INPUT FOR THIS TASK:
════

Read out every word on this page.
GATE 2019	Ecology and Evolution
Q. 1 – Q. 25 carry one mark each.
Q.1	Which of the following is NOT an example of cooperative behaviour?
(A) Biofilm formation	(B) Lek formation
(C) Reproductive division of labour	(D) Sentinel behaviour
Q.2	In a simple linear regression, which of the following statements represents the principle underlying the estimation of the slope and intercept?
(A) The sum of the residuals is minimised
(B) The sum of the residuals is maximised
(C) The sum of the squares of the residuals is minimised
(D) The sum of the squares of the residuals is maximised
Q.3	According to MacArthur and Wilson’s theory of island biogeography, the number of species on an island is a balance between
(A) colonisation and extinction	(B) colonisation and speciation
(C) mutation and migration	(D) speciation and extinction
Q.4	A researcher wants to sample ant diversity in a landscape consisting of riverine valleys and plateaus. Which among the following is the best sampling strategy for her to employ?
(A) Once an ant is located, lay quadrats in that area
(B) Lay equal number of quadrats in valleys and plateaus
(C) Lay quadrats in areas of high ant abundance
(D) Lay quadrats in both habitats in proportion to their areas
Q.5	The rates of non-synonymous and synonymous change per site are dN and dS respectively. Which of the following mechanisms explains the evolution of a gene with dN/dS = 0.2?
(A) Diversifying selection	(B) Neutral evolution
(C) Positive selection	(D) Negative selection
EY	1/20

════

THE TASK:
Go line by line through the material above and return each one that includes "plateaus".

RESPONSE BELOW:
Q.4	A researcher wants to sample ant diversity in a landscape consisting of riverine valleys and plateaus. Which among the following is the best sampling strategy for her to employ?
(B) Lay equal number of quadrats in valleys and plateaus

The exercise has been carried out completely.